*STATED PROBLEM*
Give the entries again exactly, every one of them.

----- INFORMATION PROVIDED -----

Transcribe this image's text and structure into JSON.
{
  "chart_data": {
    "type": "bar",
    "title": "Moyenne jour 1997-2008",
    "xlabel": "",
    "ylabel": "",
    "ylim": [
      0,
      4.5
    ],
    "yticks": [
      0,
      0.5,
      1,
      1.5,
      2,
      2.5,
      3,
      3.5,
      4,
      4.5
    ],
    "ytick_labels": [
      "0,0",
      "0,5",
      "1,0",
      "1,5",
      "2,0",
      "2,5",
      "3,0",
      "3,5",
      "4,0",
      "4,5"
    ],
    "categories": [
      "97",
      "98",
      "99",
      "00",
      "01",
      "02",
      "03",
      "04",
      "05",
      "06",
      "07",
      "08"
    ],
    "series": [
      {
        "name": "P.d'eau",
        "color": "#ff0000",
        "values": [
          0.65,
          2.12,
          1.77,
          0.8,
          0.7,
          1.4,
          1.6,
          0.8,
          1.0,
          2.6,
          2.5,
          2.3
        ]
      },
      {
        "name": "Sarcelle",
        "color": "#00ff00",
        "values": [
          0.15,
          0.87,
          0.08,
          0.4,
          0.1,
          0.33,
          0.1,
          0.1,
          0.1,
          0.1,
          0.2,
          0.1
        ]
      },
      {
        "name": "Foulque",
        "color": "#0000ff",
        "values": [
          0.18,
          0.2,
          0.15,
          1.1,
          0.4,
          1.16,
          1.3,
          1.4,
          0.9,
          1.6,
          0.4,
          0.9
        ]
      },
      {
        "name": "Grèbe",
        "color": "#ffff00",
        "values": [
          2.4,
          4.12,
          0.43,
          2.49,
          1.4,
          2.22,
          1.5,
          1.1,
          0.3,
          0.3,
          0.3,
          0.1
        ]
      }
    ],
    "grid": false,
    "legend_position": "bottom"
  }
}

-----

*TASK RESULT*
Transcribe this image's text and structure into JSON.
{
  "chart_data": {
    "type": "bar",
    "title": "Moyenne jour 1997-2008",
    "xlabel": "",
    "ylabel": "",
    "ylim": [
      0,
      4.5
    ],
    "yticks": [
      0,
      0.5,
      1,
      1.5,
      2,
      2.5,
      3,
      3.5,
      4,
      4.5
    ],
    "ytick_labels": [
      "0,0",
      "0,5",
      "1,0",
      "1,5",
      "2,0",
      "2,5",
      "3,0",
      "3,5",
      "4,0",
      "4,5"
    ],
    "categories": [
      "97",
      "98",
      "99",
      "00",
      "01",
      "02",
      "03",
      "04",
      "05",
      "06",
      "07",
      "08"
    ],
    "series": [
      {
        "name": "P.d'eau",
        "color": "#ff0000",
        "values": [
          0.65,
          2.12,
          1.77,
          0.8,
          0.7,
          1.4,
          1.6,
          0.8,
          1.0,
          2.6,
          2.5,
          2.3
        ]
      },
      {
        "name": "Sarcelle",
        "color": "#00ff00",
        "values": [
          0.15,
          0.87,
          0.08,
          0.4,
          0.1,
          0.33,
          0.1,
          0.1,
          0.1,
          0.1,
          0.2,
          0.1
        ]
      },
      {
        "name": "Foulque",
        "color": "#0000ff",
        "values": [
          0.18,
          0.2,
          0.15,
          1.1,
          0.4,
          1.16,
          1.3,
          1.4,
          0.9,
          1.6,
          0.4,
          0.9
        ]
      },
      {
        "name": "Grèbe",
        "color": "#ffff00",
        "values": [
          2.4,
          4.12,
          0.43,
          2.49,
          1.4,
          2.22,
          1.5,
          1.1,
          0.3,
          0.3,
          0.3,
          0.1
        ]
      }
    ],
    "grid": false,
    "legend_position": "bottom"
  }
}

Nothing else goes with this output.